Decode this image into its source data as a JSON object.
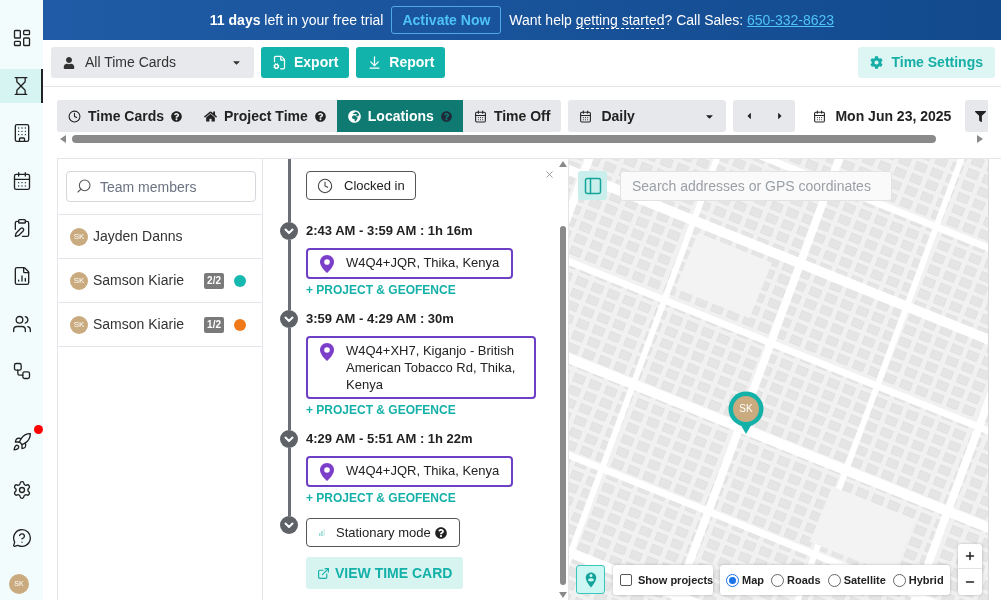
{
  "sidebar": {
    "items": [
      {
        "selected": false,
        "notification": false
      },
      {
        "selected": true,
        "notification": false
      },
      {
        "selected": false,
        "notification": false
      },
      {
        "selected": false,
        "notification": false
      },
      {
        "selected": false,
        "notification": false
      },
      {
        "selected": false,
        "notification": false
      },
      {
        "selected": false,
        "notification": false
      },
      {
        "selected": false,
        "notification": false
      },
      {
        "selected": false,
        "notification": true
      },
      {
        "selected": false,
        "notification": false
      },
      {
        "selected": false,
        "notification": false
      }
    ],
    "user_initials": "SK"
  },
  "banner": {
    "trial": "**11 days** left in your free trial",
    "action": "Activate Now",
    "help_before": "Want help",
    "help_link": "getting started",
    "sales": "? Call Sales:",
    "phone": "650-332-8623"
  },
  "toolbar": {
    "time_cards_select": {
      "value": "All Time Cards"
    },
    "buttons": [
      {
        "label": "Export"
      },
      {
        "label": "Report"
      }
    ],
    "settings_button": {
      "label": "Time Settings"
    }
  },
  "tabs": [
    {
      "label": "Time Cards",
      "help": true,
      "selected": false
    },
    {
      "label": "Project Time",
      "help": true,
      "selected": false
    },
    {
      "label": "Locations",
      "help": true,
      "selected": true
    },
    {
      "label": "Time Off",
      "help": false,
      "selected": false
    }
  ],
  "period_select": {
    "value": "Daily"
  },
  "date": {
    "value": "Mon Jun 23, 2025"
  },
  "team": {
    "search": {
      "placeholder": "Team members"
    },
    "members": [
      {
        "name": "Jayden Danns",
        "initials": "SK"
      },
      {
        "name": "Samson Kiarie",
        "initials": "SK",
        "count": "2/2",
        "color": "#17b8b0"
      },
      {
        "name": "Samson Kiarie",
        "initials": "SK",
        "count": "1/2",
        "color": "#f07a1a"
      }
    ]
  },
  "timeline": {
    "status_start": "Clocked in",
    "segments": [
      {
        "time": "2:43 AM - 3:59 AM : 1h 16m",
        "address": "W4Q4+JQR, Thika, Kenya",
        "action": "+ PROJECT & GEOFENCE"
      },
      {
        "time": "3:59 AM - 4:29 AM : 30m",
        "address": "W4Q4+XH7, Kiganjo - British American Tobacco Rd, Thika, Kenya",
        "action": "+ PROJECT & GEOFENCE"
      },
      {
        "time": "4:29 AM - 5:51 AM : 1h 22m",
        "address": "W4Q4+JQR, Thika, Kenya",
        "action": "+ PROJECT & GEOFENCE"
      }
    ],
    "status_end": "Stationary mode",
    "view_button": "VIEW TIME CARD"
  },
  "map": {
    "search": {
      "placeholder": "Search addresses or GPS coordinates"
    },
    "marker": {
      "initials": "SK"
    },
    "show_projects": {
      "label": "Show projects",
      "checked": false
    },
    "map_types": [
      {
        "label": "Map",
        "selected": true
      },
      {
        "label": "Roads",
        "selected": false
      },
      {
        "label": "Satellite",
        "selected": false
      },
      {
        "label": "Hybrid",
        "selected": false
      }
    ]
  }
}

_WRITTEN INSTRUCTION_. Leave the pictures out and write out every entry exactly as given.

_ANSWER TO THIS PROBLEM_.
Decode this image into its source data as a JSON object.
{
  "sidebar": {
    "items": [
      {
        "selected": false,
        "notification": false
      },
      {
        "selected": true,
        "notification": false
      },
      {
        "selected": false,
        "notification": false
      },
      {
        "selected": false,
        "notification": false
      },
      {
        "selected": false,
        "notification": false
      },
      {
        "selected": false,
        "notification": false
      },
      {
        "selected": false,
        "notification": false
      },
      {
        "selected": false,
        "notification": false
      },
      {
        "selected": false,
        "notification": true
      },
      {
        "selected": false,
        "notification": false
      },
      {
        "selected": false,
        "notification": false
      }
    ],
    "user_initials": "SK"
  },
  "banner": {
    "trial": "**11 days** left in your free trial",
    "action": "Activate Now",
    "help_before": "Want help",
    "help_link": "getting started",
    "sales": "? Call Sales:",
    "phone": "650-332-8623"
  },
  "toolbar": {
    "time_cards_select": {
      "value": "All Time Cards"
    },
    "buttons": [
      {
        "label": "Export"
      },
      {
        "label": "Report"
      }
    ],
    "settings_button": {
      "label": "Time Settings"
    }
  },
  "tabs": [
    {
      "label": "Time Cards",
      "help": true,
      "selected": false
    },
    {
      "label": "Project Time",
      "help": true,
      "selected": false
    },
    {
      "label": "Locations",
      "help": true,
      "selected": true
    },
    {
      "label": "Time Off",
      "help": false,
      "selected": false
    }
  ],
  "period_select": {
    "value": "Daily"
  },
  "date": {
    "value": "Mon Jun 23, 2025"
  },
  "team": {
    "search": {
      "placeholder": "Team members"
    },
    "members": [
      {
        "name": "Jayden Danns",
        "initials": "SK"
      },
      {
        "name": "Samson Kiarie",
        "initials": "SK",
        "count": "2/2",
        "color": "#17b8b0"
      },
      {
        "name": "Samson Kiarie",
        "initials": "SK",
        "count": "1/2",
        "color": "#f07a1a"
      }
    ]
  },
  "timeline": {
    "status_start": "Clocked in",
    "segments": [
      {
        "time": "2:43 AM - 3:59 AM : 1h 16m",
        "address": "W4Q4+JQR, Thika, Kenya",
        "action": "+ PROJECT & GEOFENCE"
      },
      {
        "time": "3:59 AM - 4:29 AM : 30m",
        "address": "W4Q4+XH7, Kiganjo - British American Tobacco Rd, Thika, Kenya",
        "action": "+ PROJECT & GEOFENCE"
      },
      {
        "time": "4:29 AM - 5:51 AM : 1h 22m",
        "address": "W4Q4+JQR, Thika, Kenya",
        "action": "+ PROJECT & GEOFENCE"
      }
    ],
    "status_end": "Stationary mode",
    "view_button": "VIEW TIME CARD"
  },
  "map": {
    "search": {
      "placeholder": "Search addresses or GPS coordinates"
    },
    "marker": {
      "initials": "SK"
    },
    "show_projects": {
      "label": "Show projects",
      "checked": false
    },
    "map_types": [
      {
        "label": "Map",
        "selected": true
      },
      {
        "label": "Roads",
        "selected": false
      },
      {
        "label": "Satellite",
        "selected": false
      },
      {
        "label": "Hybrid",
        "selected": false
      }
    ]
  }
}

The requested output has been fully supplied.